- _Data listing_:
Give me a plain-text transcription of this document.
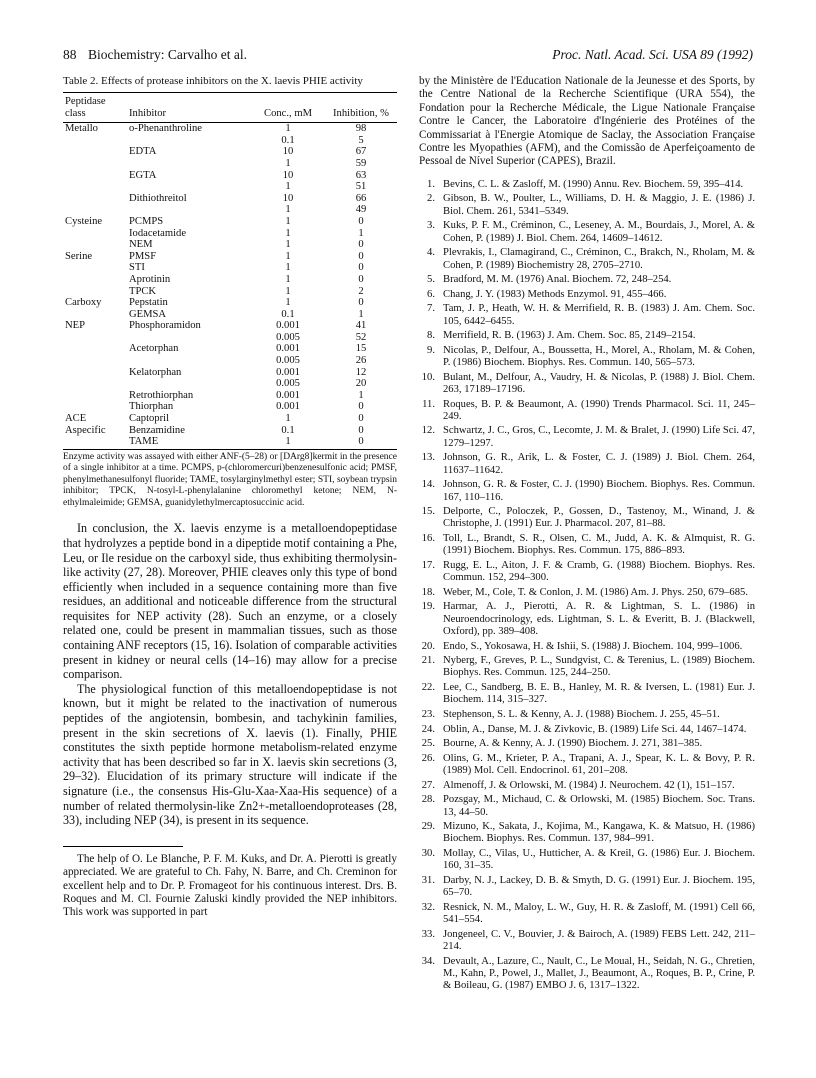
88 Biochemistry: Carvalho et al.	Proc. Natl. Acad. Sci. USA 89 (1992)
Table 2. Effects of protease inhibitors on the X. laevis PHIE activity
Peptidase class	Inhibitor	Conc., mM	Inhibition, %
Metallo	o-Phenanthroline	1	98
		0.1	5
	EDTA	10	67
		1	59
	EGTA	10	63
		1	51
	Dithiothreitol	10	66
		1	49
Cysteine	PCMPS	1	0
	Iodacetamide	1	1
	NEM	1	0
Serine	PMSF	1	0
	STI	1	0
	Aprotinin	1	0
	TPCK	1	2
Carboxy	Pepstatin	1	0
	GEMSA	0.1	1
NEP	Phosphoramidon	0.001	41
		0.005	52
	Acetorphan	0.001	15
		0.005	26
	Kelatorphan	0.001	12
		0.005	20
	Retrothiorphan	0.001	1
	Thiorphan	0.001	0
ACE	Captopril	1	0
Aspecific	Benzamidine	0.1	0
	TAME	1	0

Enzyme activity was assayed with either ANF-(5–28) or [DArg8]kermit in the presence of a single inhibitor at a time. PCMPS, p-(chloromercuri)benzenesulfonic acid; PMSF, phenylmethanesulfonyl fluoride; TAME, tosylarginylmethyl ester; STI, soybean trypsin inhibitor; TPCK, N-tosyl-L-phenylalanine chloromethyl ketone; NEM, N-ethylmaleimide; GEMSA, guanidylethylmercaptosuccinic acid.

In conclusion, the X. laevis enzyme is a metalloendopeptidase that hydrolyzes a peptide bond in a dipeptide motif containing a Phe, Leu, or Ile residue on the carboxyl side, thus exhibiting thermolysin-like activity (27, 28). Moreover, PHIE cleaves only this type of bond efficiently when included in a sequence containing more than five residues, an additional and noticeable difference from the structural requisites for NEP activity (28). Such an enzyme, or a closely related one, could be present in mammalian tissues, such as those containing ANF receptors (15, 16). Isolation of comparable activities present in kidney or neural cells (14–16) may allow for a precise comparison.

The physiological function of this metalloendopeptidase is not known, but it might be related to the inactivation of numerous peptides of the angiotensin, bombesin, and tachykinin families, present in the skin secretions of X. laevis (1). Finally, PHIE constitutes the sixth peptide hormone metabolism-related enzyme activity that has been described so far in X. laevis skin secretions (3, 29–32). Elucidation of its primary structure will indicate if the signature (i.e., the consensus His-Glu-Xaa-Xaa-His sequence) of a number of related thermolysin-like Zn2+-metalloendoproteases (28, 33), including NEP (34), is present in its sequence.

The help of O. Le Blanche, P. F. M. Kuks, and Dr. A. Pierotti is greatly appreciated. We are grateful to Ch. Fahy, N. Barre, and Ch. Creminon for excellent help and to Dr. P. Fromageot for his continuous interest. Drs. B. Roques and M. Cl. Fournie Zaluski kindly provided the NEP inhibitors. This work was supported in part

by the Ministère de l'Education Nationale de la Jeunesse et des Sports, by the Centre National de la Recherche Scientifique (URA 554), the Fondation pour la Recherche Médicale, the Ligue Nationale Française Contre le Cancer, the Laboratoire d'Ingénierie des Protéines of the Commissariat à l'Energie Atomique de Saclay, the Association Française Contre les Myopathies (AFM), and the Comissão de Aperfeiçoamento de Pessoal de Nível Superior (CAPES), Brazil.

1. Bevins, C. L. & Zasloff, M. (1990) Annu. Rev. Biochem. 59, 395–414.
2. Gibson, B. W., Poulter, L., Williams, D. H. & Maggio, J. E. (1986) J. Biol. Chem. 261, 5341–5349.
3. Kuks, P. F. M., Créminon, C., Leseney, A. M., Bourdais, J., Morel, A. & Cohen, P. (1989) J. Biol. Chem. 264, 14609–14612.
4. Plevrakis, I., Clamagirand, C., Créminon, C., Brakch, N., Rholam, M. & Cohen, P. (1989) Biochemistry 28, 2705–2710.
5. Bradford, M. M. (1976) Anal. Biochem. 72, 248–254.
6. Chang, J. Y. (1983) Methods Enzymol. 91, 455–466.
7. Tam, J. P., Heath, W. H. & Merrifield, R. B. (1983) J. Am. Chem. Soc. 105, 6442–6455.
8. Merrifield, R. B. (1963) J. Am. Chem. Soc. 85, 2149–2154.
9. Nicolas, P., Delfour, A., Boussetta, H., Morel, A., Rholam, M. & Cohen, P. (1986) Biochem. Biophys. Res. Commun. 140, 565–573.
10. Bulant, M., Delfour, A., Vaudry, H. & Nicolas, P. (1988) J. Biol. Chem. 263, 17189–17196.
11. Roques, B. P. & Beaumont, A. (1990) Trends Pharmacol. Sci. 11, 245–249.
12. Schwartz, J. C., Gros, C., Lecomte, J. M. & Bralet, J. (1990) Life Sci. 47, 1279–1297.
13. Johnson, G. R., Arik, L. & Foster, C. J. (1989) J. Biol. Chem. 264, 11637–11642.
14. Johnson, G. R. & Foster, C. J. (1990) Biochem. Biophys. Res. Commun. 167, 110–116.
15. Delporte, C., Poloczek, P., Gossen, D., Tastenoy, M., Winand, J. & Christophe, J. (1991) Eur. J. Pharmacol. 207, 81–88.
16. Toll, L., Brandt, S. R., Olsen, C. M., Judd, A. K. & Almquist, R. G. (1991) Biochem. Biophys. Res. Commun. 175, 886–893.
17. Rugg, E. L., Aiton, J. F. & Cramb, G. (1988) Biochem. Biophys. Res. Commun. 152, 294–300.
18. Weber, M., Cole, T. & Conlon, J. M. (1986) Am. J. Phys. 250, 679–685.
19. Harmar, A. J., Pierotti, A. R. & Lightman, S. L. (1986) in Neuroendocrinology, eds. Lightman, S. L. & Everitt, B. J. (Blackwell, Oxford), pp. 389–408.
20. Endo, S., Yokosawa, H. & Ishii, S. (1988) J. Biochem. 104, 999–1006.
21. Nyberg, F., Greves, P. L., Sundgvist, C. & Terenius, L. (1989) Biochem. Biophys. Res. Commun. 125, 244–250.
22. Lee, C., Sandberg, B. E. B., Hanley, M. R. & Iversen, L. (1981) Eur. J. Biochem. 114, 315–327.
23. Stephenson, S. L. & Kenny, A. J. (1988) Biochem. J. 255, 45–51.
24. Oblin, A., Danse, M. J. & Zivkovic, B. (1989) Life Sci. 44, 1467–1474.
25. Bourne, A. & Kenny, A. J. (1990) Biochem. J. 271, 381–385.
26. Olins, G. M., Krieter, P. A., Trapani, A. J., Spear, K. L. & Bovy, P. R. (1989) Mol. Cell. Endocrinol. 61, 201–208.
27. Almenoff, J. & Orlowski, M. (1984) J. Neurochem. 42 (1), 151–157.
28. Pozsgay, M., Michaud, C. & Orlowski, M. (1985) Biochem. Soc. Trans. 13, 44–50.
29. Mizuno, K., Sakata, J., Kojima, M., Kangawa, K. & Matsuo, H. (1986) Biochem. Biophys. Res. Commun. 137, 984–991.
30. Mollay, C., Vilas, U., Hutticher, A. & Kreil, G. (1986) Eur. J. Biochem. 160, 31–35.
31. Darby, N. J., Lackey, D. B. & Smyth, D. G. (1991) Eur. J. Biochem. 195, 65–70.
32. Resnick, N. M., Maloy, L. W., Guy, H. R. & Zasloff, M. (1991) Cell 66, 541–554.
33. Jongeneel, C. V., Bouvier, J. & Bairoch, A. (1989) FEBS Lett. 242, 211–214.
34. Devault, A., Lazure, C., Nault, C., Le Moual, H., Seidah, N. G., Chretien, M., Kahn, P., Powel, J., Mallet, J., Beaumont, A., Roques, B. P., Crine, P. & Boileau, G. (1987) EMBO J. 6, 1317–1322.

- _Work request_: Using the listing above, show every line that includes the string "Foster".

- _Answer section_:
13. Johnson, G. R., Arik, L. & Foster, C. J. (1989) J. Biol. Chem. 264, 11637–11642.
14. Johnson, G. R. & Foster, C. J. (1990) Biochem. Biophys. Res. Commun. 167, 110–116.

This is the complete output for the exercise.